_PROBLEM TO SOLVE_
The records below must be transcribed exactly. Do not include the pictures.

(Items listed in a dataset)

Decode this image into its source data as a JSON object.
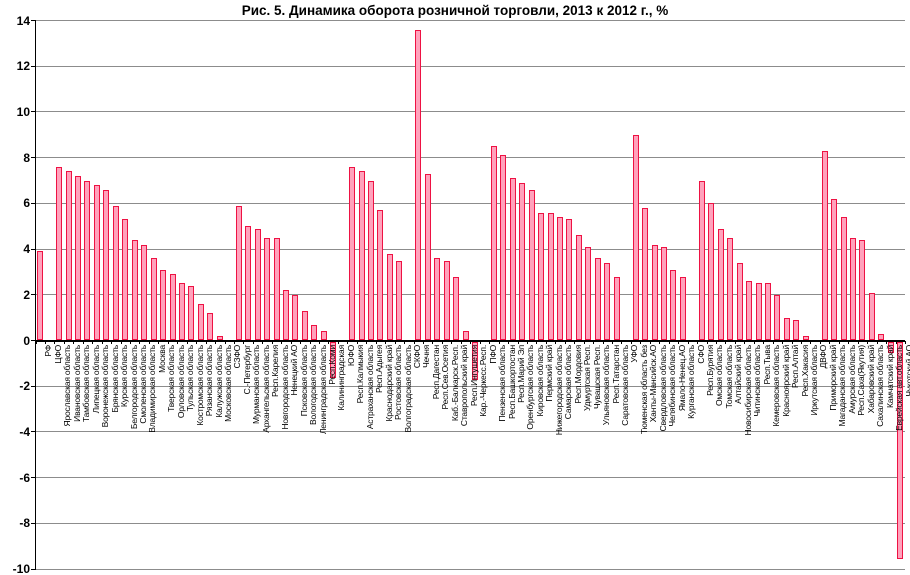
{
  "chart_data": {
    "type": "bar",
    "title": "Рис. 5. Динамика оборота розничной торговли, 2013 к 2012 г., %",
    "xlabel": "",
    "ylabel": "",
    "ylim": [
      -10,
      14
    ],
    "ytick_step": 2,
    "grid": true,
    "legend": "none",
    "bar_fill": "#ffa2bc",
    "bar_stroke": "#ee1243",
    "gridline_color": "#8c8c8c",
    "note": "null value = federal district separator label without a bar",
    "categories": [
      "РФ",
      "ЦФО",
      "Ярославская область",
      "Ивановская область",
      "Тамбовская область",
      "Липецкая область",
      "Воронежская область",
      "Брянская область",
      "Курская область",
      "Белгородская область",
      "Смоленская область",
      "Владимирская область",
      "Москва",
      "Тверская область",
      "Орловская область",
      "Тульская область",
      "Костромская область",
      "Рязанская область",
      "Калужская область",
      "Московская область",
      "СЗФО",
      "С.-Петербург",
      "Мурманская область",
      "Архангельская область",
      "Респ.Карелия",
      "Новгородская область",
      "Ненецкий АО",
      "Псковская область",
      "Вологодская область",
      "Ленинградская область",
      "Респ.Коми",
      "Калининградская",
      "ЮФО",
      "Респ.Калмыкия",
      "Астраханская область",
      "Респ.Адыгея",
      "Краснодарский край",
      "Ростовская область",
      "Волгоградская область",
      "СКФО",
      "Чечня",
      "Респ.Дагестан",
      "Респ.Сев.Осетия",
      "Каб.-Балкарск.Респ.",
      "Ставропольский край",
      "Респ.Ингушетия",
      "Кар.-Черкесс.Респ.",
      "ПФО",
      "Пензенская область",
      "Респ.Башкортостан",
      "Респ.Марий Эл",
      "Оренбургская область",
      "Кировская область",
      "Пермский край",
      "Нижегородская область",
      "Самарская область",
      "Респ.Мордовия",
      "Удмуртская Респ.",
      "Чувашская Респ.",
      "Ульяновская область",
      "Респ.Татарстан",
      "Саратовская область",
      "УФО",
      "Тюменская область без",
      "Ханты-Мансийск.АО",
      "Свердловская область",
      "Челябинская область",
      "Ямало-Ненец.АО",
      "Курганская область",
      "СФО",
      "Респ.Бурятия",
      "Омская область",
      "Томская область",
      "Алтайский край",
      "Новосибирская область",
      "Читинская область",
      "Респ.Тыва",
      "Кемеровская область",
      "Красноярский край",
      "Респ.Алтай",
      "Респ.Хакасия",
      "Иркутская область",
      "ДВФО",
      "Приморский край",
      "Магаданская область",
      "Амурская область",
      "Респ.Саха(Якутия)",
      "Хабаровский край",
      "Сахалинская область",
      "Камчатский край",
      "Еврейская авт.область",
      "Чукотский АО"
    ],
    "values": [
      3.9,
      null,
      7.6,
      7.4,
      7.2,
      7.0,
      6.8,
      6.6,
      5.9,
      5.3,
      4.4,
      4.2,
      3.6,
      3.1,
      2.9,
      2.5,
      2.4,
      1.6,
      1.2,
      0.2,
      null,
      5.9,
      5.0,
      4.9,
      4.5,
      4.5,
      2.2,
      2.0,
      1.3,
      0.7,
      0.4,
      -1.6,
      null,
      7.6,
      7.4,
      7.0,
      5.7,
      3.8,
      3.5,
      null,
      13.6,
      7.3,
      3.6,
      3.5,
      2.8,
      0.4,
      -1.7,
      null,
      8.5,
      8.1,
      7.1,
      6.9,
      6.6,
      5.6,
      5.6,
      5.4,
      5.3,
      4.6,
      4.1,
      3.6,
      3.4,
      2.8,
      null,
      9.0,
      5.8,
      4.2,
      4.1,
      3.1,
      2.8,
      null,
      7.0,
      6.0,
      4.9,
      4.5,
      3.4,
      2.6,
      2.5,
      2.5,
      2.0,
      1.0,
      0.9,
      0.2,
      null,
      8.3,
      6.2,
      5.4,
      4.5,
      4.4,
      2.1,
      0.3,
      -0.5,
      -9.5
    ]
  }
}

_SOLUTION TO THE EXERCISE_
Decode this image into its source data as a JSON object.
{
  "chart_data": {
    "type": "bar",
    "title": "Рис. 5. Динамика оборота розничной торговли, 2013 к 2012 г., %",
    "xlabel": "",
    "ylabel": "",
    "ylim": [
      -10,
      14
    ],
    "ytick_step": 2,
    "grid": true,
    "legend": "none",
    "bar_fill": "#ffa2bc",
    "bar_stroke": "#ee1243",
    "gridline_color": "#8c8c8c",
    "note": "null value = federal district separator label without a bar",
    "categories": [
      "РФ",
      "ЦФО",
      "Ярославская область",
      "Ивановская область",
      "Тамбовская область",
      "Липецкая область",
      "Воронежская область",
      "Брянская область",
      "Курская область",
      "Белгородская область",
      "Смоленская область",
      "Владимирская область",
      "Москва",
      "Тверская область",
      "Орловская область",
      "Тульская область",
      "Костромская область",
      "Рязанская область",
      "Калужская область",
      "Московская область",
      "СЗФО",
      "С.-Петербург",
      "Мурманская область",
      "Архангельская область",
      "Респ.Карелия",
      "Новгородская область",
      "Ненецкий АО",
      "Псковская область",
      "Вологодская область",
      "Ленинградская область",
      "Респ.Коми",
      "Калининградская",
      "ЮФО",
      "Респ.Калмыкия",
      "Астраханская область",
      "Респ.Адыгея",
      "Краснодарский край",
      "Ростовская область",
      "Волгоградская область",
      "СКФО",
      "Чечня",
      "Респ.Дагестан",
      "Респ.Сев.Осетия",
      "Каб.-Балкарск.Респ.",
      "Ставропольский край",
      "Респ.Ингушетия",
      "Кар.-Черкесс.Респ.",
      "ПФО",
      "Пензенская область",
      "Респ.Башкортостан",
      "Респ.Марий Эл",
      "Оренбургская область",
      "Кировская область",
      "Пермский край",
      "Нижегородская область",
      "Самарская область",
      "Респ.Мордовия",
      "Удмуртская Респ.",
      "Чувашская Респ.",
      "Ульяновская область",
      "Респ.Татарстан",
      "Саратовская область",
      "УФО",
      "Тюменская область без",
      "Ханты-Мансийск.АО",
      "Свердловская область",
      "Челябинская область",
      "Ямало-Ненец.АО",
      "Курганская область",
      "СФО",
      "Респ.Бурятия",
      "Омская область",
      "Томская область",
      "Алтайский край",
      "Новосибирская область",
      "Читинская область",
      "Респ.Тыва",
      "Кемеровская область",
      "Красноярский край",
      "Респ.Алтай",
      "Респ.Хакасия",
      "Иркутская область",
      "ДВФО",
      "Приморский край",
      "Магаданская область",
      "Амурская область",
      "Респ.Саха(Якутия)",
      "Хабаровский край",
      "Сахалинская область",
      "Камчатский край",
      "Еврейская авт.область",
      "Чукотский АО"
    ],
    "values": [
      3.9,
      null,
      7.6,
      7.4,
      7.2,
      7.0,
      6.8,
      6.6,
      5.9,
      5.3,
      4.4,
      4.2,
      3.6,
      3.1,
      2.9,
      2.5,
      2.4,
      1.6,
      1.2,
      0.2,
      null,
      5.9,
      5.0,
      4.9,
      4.5,
      4.5,
      2.2,
      2.0,
      1.3,
      0.7,
      0.4,
      -1.6,
      null,
      7.6,
      7.4,
      7.0,
      5.7,
      3.8,
      3.5,
      null,
      13.6,
      7.3,
      3.6,
      3.5,
      2.8,
      0.4,
      -1.7,
      null,
      8.5,
      8.1,
      7.1,
      6.9,
      6.6,
      5.6,
      5.6,
      5.4,
      5.3,
      4.6,
      4.1,
      3.6,
      3.4,
      2.8,
      null,
      9.0,
      5.8,
      4.2,
      4.1,
      3.1,
      2.8,
      null,
      7.0,
      6.0,
      4.9,
      4.5,
      3.4,
      2.6,
      2.5,
      2.5,
      2.0,
      1.0,
      0.9,
      0.2,
      null,
      8.3,
      6.2,
      5.4,
      4.5,
      4.4,
      2.1,
      0.3,
      -0.5,
      -9.5
    ]
  }
}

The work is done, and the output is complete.